■ To be done
Search the material for "frac" and show all lines that contain it.

■ Material shown
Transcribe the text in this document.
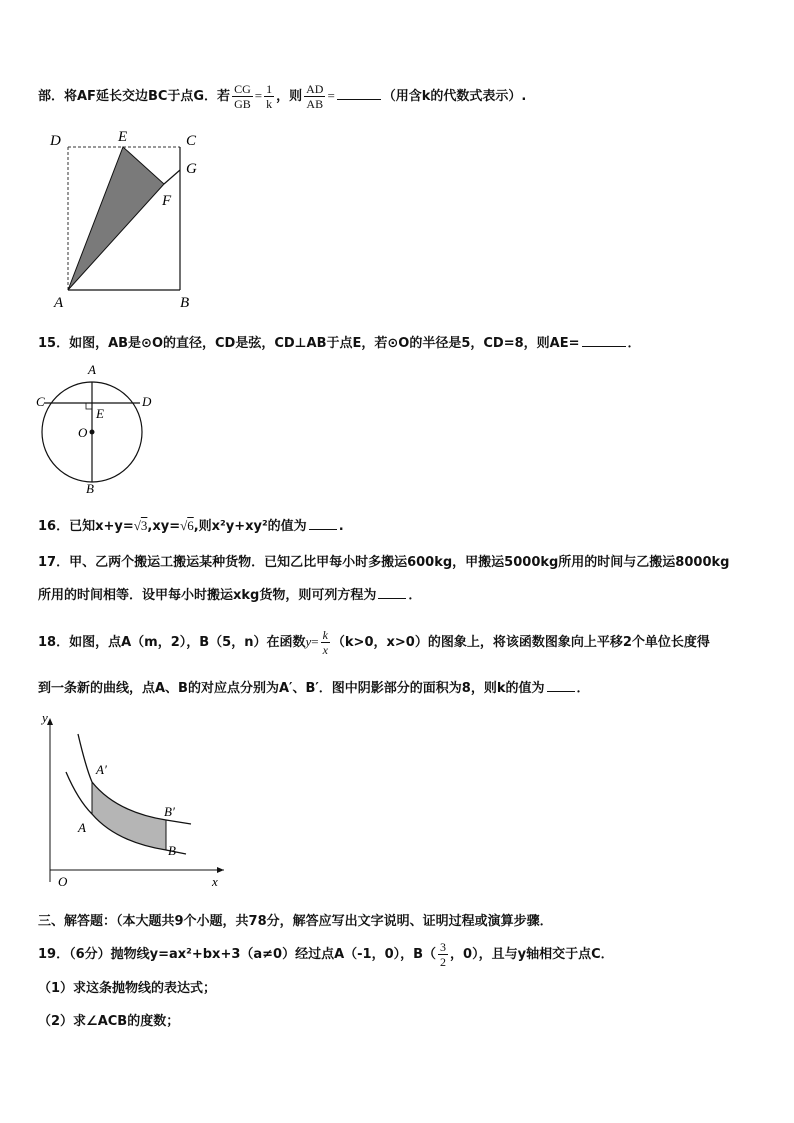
部．将AF延长交边BC于点G．若 $\frac{CG}{GB} = \frac{1}{k}$ ，则 $\frac{AD}{AB}$ =	（用含k的代数式表示）.
D	E	C
G
F
A	B
15．如图，AB是⊙O的直径，CD是弦，CD⊥AB于点E，若⊙O的半径是5，CD=8，则AE=	．
A
C	D
E
O
B
16．已知x+y=√3,xy=√6,则x²y+xy²的值为 .
17．甲、乙两个搬运工搬运某种货物．已知乙比甲每小时多搬运600kg，甲搬运5000kg所用的时间与乙搬运8000kg
所用的时间相等．设甲每小时搬运xkg货物，则可列方程为 ．
18．如图，点A（m，2），B（5，n）在函数$y= \frac{k}{x} (k>0$，x>0）的图象上，将该函数图象向上平移2个单位长度得
到一条新的曲线，点A、B的对应点分别为A′、B′．图中阴影部分的面积为8，则k的值为 ．
y
x
O
A′
A
B′
B
三、解答题：（本大题共9个小题，共78分，解答应写出文字说明、证明过程或演算步骤．
19．（6分）抛物线y=ax²+bx+3（a≠0）经过点A（-1，0），$B( \frac{3}{2}$ ，0），且与y轴相交于点C．
（1）求这条抛物线的表达式；
（2）求∠ACB的度数；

■ Exercise answer
部．将AF延长交边BC于点G．若 $\frac{CG}{GB} = \frac{1}{k}$ ，则 $\frac{AD}{AB}$ =	（用含k的代数式表示）.
18．如图，点A（m，2），B（5，n）在函数$y= \frac{k}{x} (k>0$，x>0）的图象上，将该函数图象向上平移2个单位长度得
19．（6分）抛物线y=ax²+bx+3（a≠0）经过点A（-1，0），$B( \frac{3}{2}$ ，0），且与y轴相交于点C．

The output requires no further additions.